## Dataset rows
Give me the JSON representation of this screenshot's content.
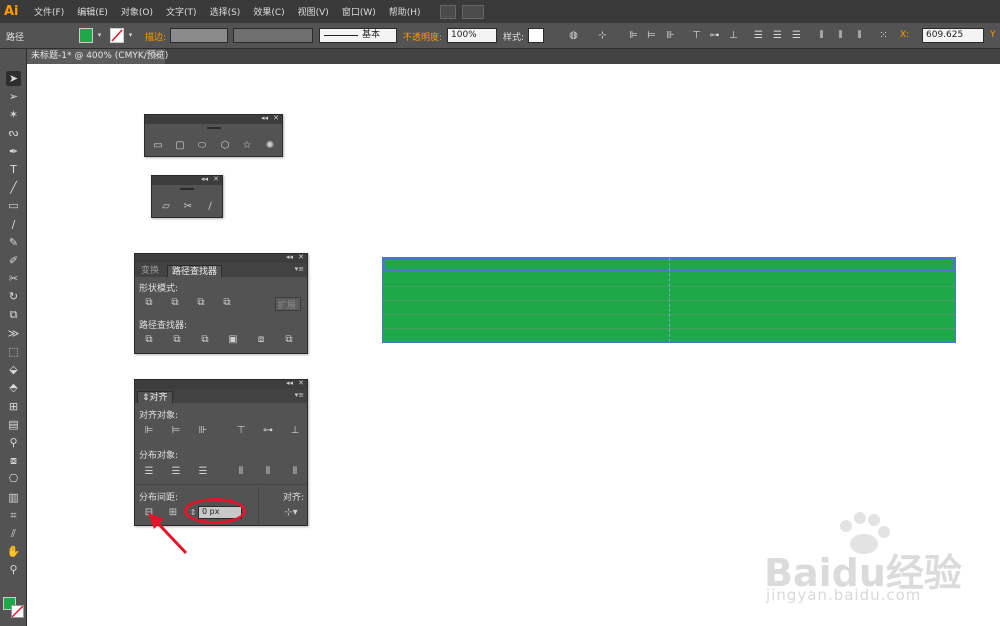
{
  "app": {
    "logo": "Ai"
  },
  "menu": [
    "文件(F)",
    "编辑(E)",
    "对象(O)",
    "文字(T)",
    "选择(S)",
    "效果(C)",
    "视图(V)",
    "窗口(W)",
    "帮助(H)"
  ],
  "control_bar": {
    "selection_label": "路径",
    "fill_color": "#1fa847",
    "stroke_label": "描边:",
    "stroke_profile": "基本",
    "opacity_label": "不透明度:",
    "opacity_value": "100%",
    "style_label": "样式:",
    "x_label": "X:",
    "x_value": "609.625"
  },
  "document_tab": {
    "title": "未标题-1* @ 400% (CMYK/预览)",
    "close": "×"
  },
  "panels": {
    "pathfinder": {
      "tabs": [
        "变换",
        "路径查找器"
      ],
      "shape_modes_label": "形状模式:",
      "expand_label": "扩展",
      "pathfinders_label": "路径查找器:"
    },
    "align": {
      "title": "对齐",
      "align_objects_label": "对齐对象:",
      "distribute_objects_label": "分布对象:",
      "distribute_spacing_label": "分布间距:",
      "align_to_label": "对齐:",
      "spacing_value": "0 px"
    }
  },
  "watermark": {
    "text": "Baidu经验",
    "url": "jingyan.baidu.com"
  },
  "colors": {
    "accent_orange": "#ff9a00",
    "object_green": "#1fa847",
    "selection_blue": "#4a77c9",
    "annotation_red": "#e3142b"
  }
}
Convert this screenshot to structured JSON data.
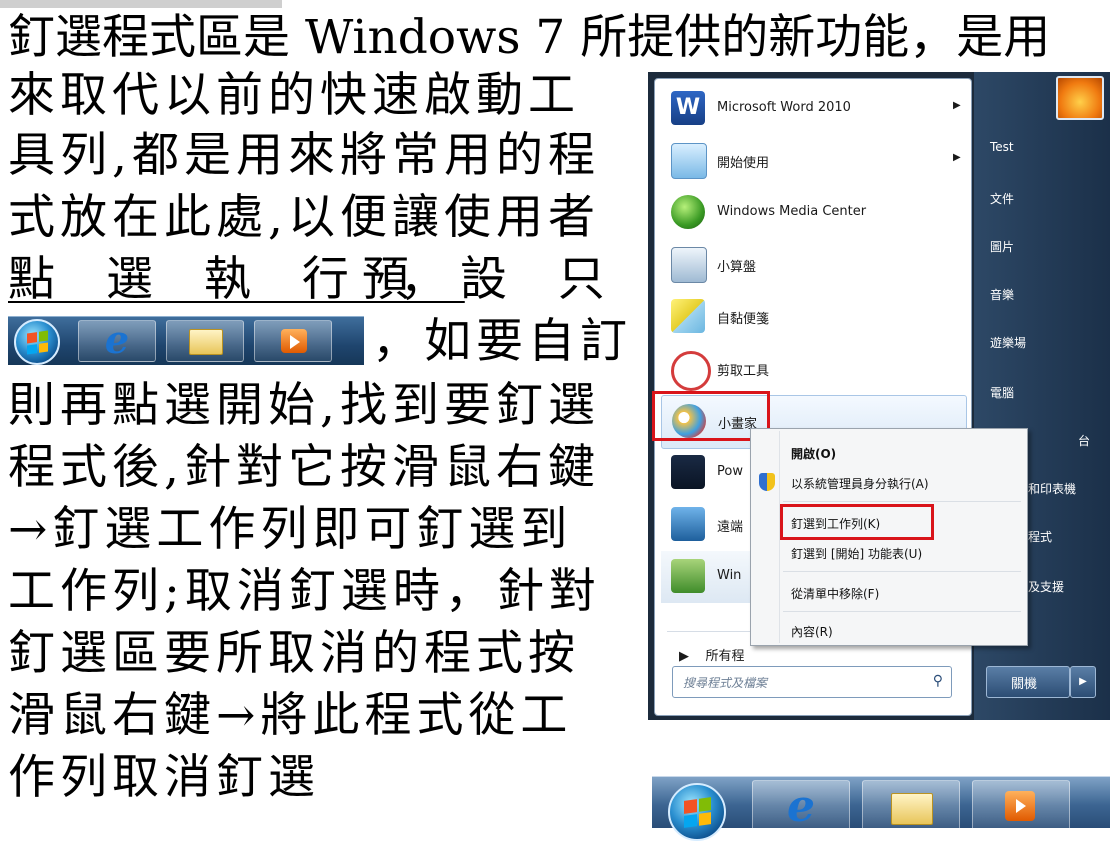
{
  "paragraph": {
    "line1": "釘選程式區是 Windows 7 所提供的新功能，是用",
    "line2": "來取代以前的快速啟動工",
    "line3": "具列,都是用來將常用的程",
    "line4": "式放在此處,以便讓使用者",
    "line5a": "點 選 執 行 ，",
    "line5b": "預 設 只 有",
    "line6": "，如要自訂",
    "line7": "則再點選開始,找到要釘選",
    "line8": "程式後,針對它按滑鼠右鍵",
    "line9": "→釘選工作列即可釘選到",
    "line10": "工作列;取消釘選時，針對",
    "line11": "釘選區要所取消的程式按",
    "line12": "滑鼠右鍵→將此程式從工",
    "line13": "作列取消釘選"
  },
  "start_menu": {
    "items": [
      {
        "label": "Microsoft Word 2010",
        "icon": "word-icon",
        "has_arrow": true
      },
      {
        "label": "開始使用",
        "icon": "getting-started-icon",
        "has_arrow": true
      },
      {
        "label": "Windows Media Center",
        "icon": "media-center-icon",
        "has_arrow": false
      },
      {
        "label": "小算盤",
        "icon": "calculator-icon",
        "has_arrow": false
      },
      {
        "label": "自黏便箋",
        "icon": "sticky-notes-icon",
        "has_arrow": false
      },
      {
        "label": "剪取工具",
        "icon": "snipping-tool-icon",
        "has_arrow": false
      },
      {
        "label": "小畫家",
        "icon": "paint-icon",
        "has_arrow": false
      },
      {
        "label": "Pow",
        "icon": "dvd-maker-icon",
        "has_arrow": false
      },
      {
        "label": "遠端",
        "icon": "remote-desktop-icon",
        "has_arrow": false
      },
      {
        "label": "Win",
        "icon": "windows-update-icon",
        "has_arrow": false
      }
    ],
    "all_programs": "所有程",
    "search_placeholder": "搜尋程式及檔案",
    "right_links": [
      "Test",
      "文件",
      "圖片",
      "音樂",
      "遊樂場",
      "電腦",
      "台",
      "和印表機",
      "程式",
      "及支援"
    ],
    "shutdown_label": "關機",
    "shutdown_arrow": "▶"
  },
  "context_menu": {
    "items": [
      "開啟(O)",
      "以系統管理員身分執行(A)",
      "釘選到工作列(K)",
      "釘選到 [開始] 功能表(U)",
      "從清單中移除(F)",
      "內容(R)"
    ]
  },
  "colors": {
    "highlight_box": "#d9141a",
    "taskbar_blue": "#1f456e",
    "menu_dark": "#1c2b3c"
  }
}
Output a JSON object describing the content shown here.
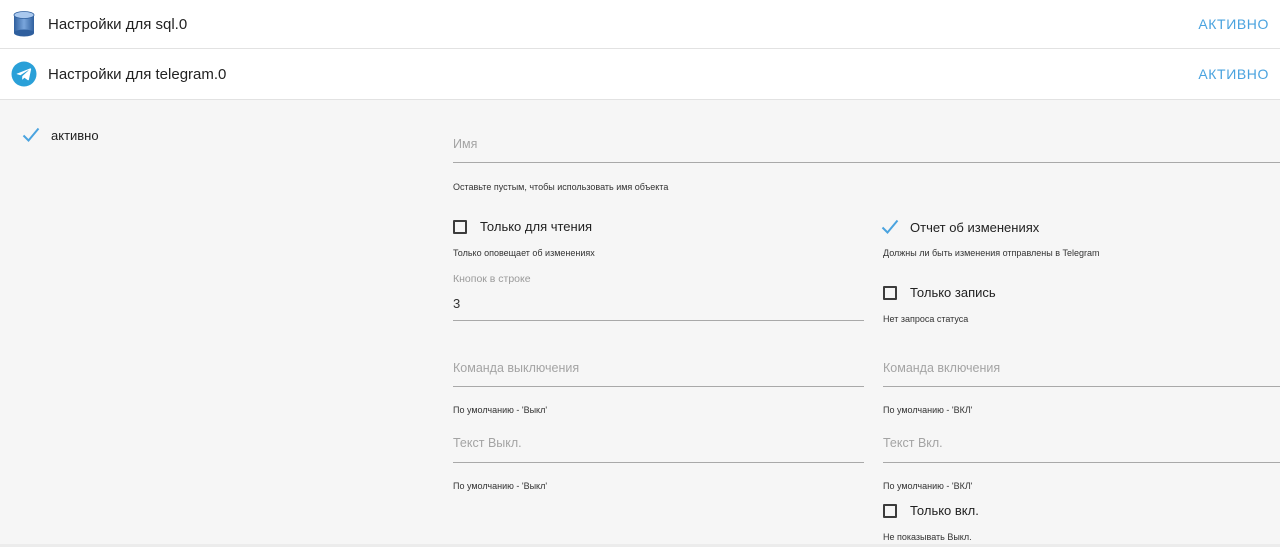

## Work to be completed
Give back the whole listing as it stands, minus its pictures.

## Solution to this task
Give me the JSON representation of this screenshot's content.
{
  "app": {
    "logo": "Ai"
  },
  "menu": [
    "文件(F)",
    "编辑(E)",
    "对象(O)",
    "文字(T)",
    "选择(S)",
    "效果(C)",
    "视图(V)",
    "窗口(W)",
    "帮助(H)"
  ],
  "control_bar": {
    "selection_label": "路径",
    "fill_color": "#1fa847",
    "stroke_label": "描边:",
    "stroke_profile": "基本",
    "opacity_label": "不透明度:",
    "opacity_value": "100%",
    "style_label": "样式:",
    "x_label": "X:",
    "x_value": "609.625"
  },
  "document_tab": {
    "title": "未标题-1* @ 400% (CMYK/预览)",
    "close": "×"
  },
  "panels": {
    "pathfinder": {
      "tabs": [
        "变换",
        "路径查找器"
      ],
      "shape_modes_label": "形状模式:",
      "expand_label": "扩展",
      "pathfinders_label": "路径查找器:"
    },
    "align": {
      "title": "对齐",
      "align_objects_label": "对齐对象:",
      "distribute_objects_label": "分布对象:",
      "distribute_spacing_label": "分布间距:",
      "align_to_label": "对齐:",
      "spacing_value": "0 px"
    }
  },
  "watermark": {
    "text": "Baidu经验",
    "url": "jingyan.baidu.com"
  },
  "colors": {
    "accent_orange": "#ff9a00",
    "object_green": "#1fa847",
    "selection_blue": "#4a77c9",
    "annotation_red": "#e3142b"
  }
}
Convert this screenshot to structured JSON data.
{
  "paragraph": {
    "line1": "釘選程式區是 Windows 7 所提供的新功能，是用",
    "line2": "來取代以前的快速啟動工",
    "line3": "具列,都是用來將常用的程",
    "line4": "式放在此處,以便讓使用者",
    "line5a": "點 選 執 行 ，",
    "line5b": "預 設 只 有",
    "line6": "，如要自訂",
    "line7": "則再點選開始,找到要釘選",
    "line8": "程式後,針對它按滑鼠右鍵",
    "line9": "→釘選工作列即可釘選到",
    "line10": "工作列;取消釘選時，針對",
    "line11": "釘選區要所取消的程式按",
    "line12": "滑鼠右鍵→將此程式從工",
    "line13": "作列取消釘選"
  },
  "start_menu": {
    "items": [
      {
        "label": "Microsoft Word 2010",
        "icon": "word-icon",
        "has_arrow": true
      },
      {
        "label": "開始使用",
        "icon": "getting-started-icon",
        "has_arrow": true
      },
      {
        "label": "Windows Media Center",
        "icon": "media-center-icon",
        "has_arrow": false
      },
      {
        "label": "小算盤",
        "icon": "calculator-icon",
        "has_arrow": false
      },
      {
        "label": "自黏便箋",
        "icon": "sticky-notes-icon",
        "has_arrow": false
      },
      {
        "label": "剪取工具",
        "icon": "snipping-tool-icon",
        "has_arrow": false
      },
      {
        "label": "小畫家",
        "icon": "paint-icon",
        "has_arrow": false
      },
      {
        "label": "Pow",
        "icon": "dvd-maker-icon",
        "has_arrow": false
      },
      {
        "label": "遠端",
        "icon": "remote-desktop-icon",
        "has_arrow": false
      },
      {
        "label": "Win",
        "icon": "windows-update-icon",
        "has_arrow": false
      }
    ],
    "all_programs": "所有程",
    "search_placeholder": "搜尋程式及檔案",
    "right_links": [
      "Test",
      "文件",
      "圖片",
      "音樂",
      "遊樂場",
      "電腦",
      "台",
      "和印表機",
      "程式",
      "及支援"
    ],
    "shutdown_label": "關機",
    "shutdown_arrow": "▶"
  },
  "context_menu": {
    "items": [
      "開啟(O)",
      "以系統管理員身分執行(A)",
      "釘選到工作列(K)",
      "釘選到 [開始] 功能表(U)",
      "從清單中移除(F)",
      "內容(R)"
    ]
  },
  "colors": {
    "highlight_box": "#d9141a",
    "taskbar_blue": "#1f456e",
    "menu_dark": "#1c2b3c"
  }
}
Output a JSON object describing the content shown here.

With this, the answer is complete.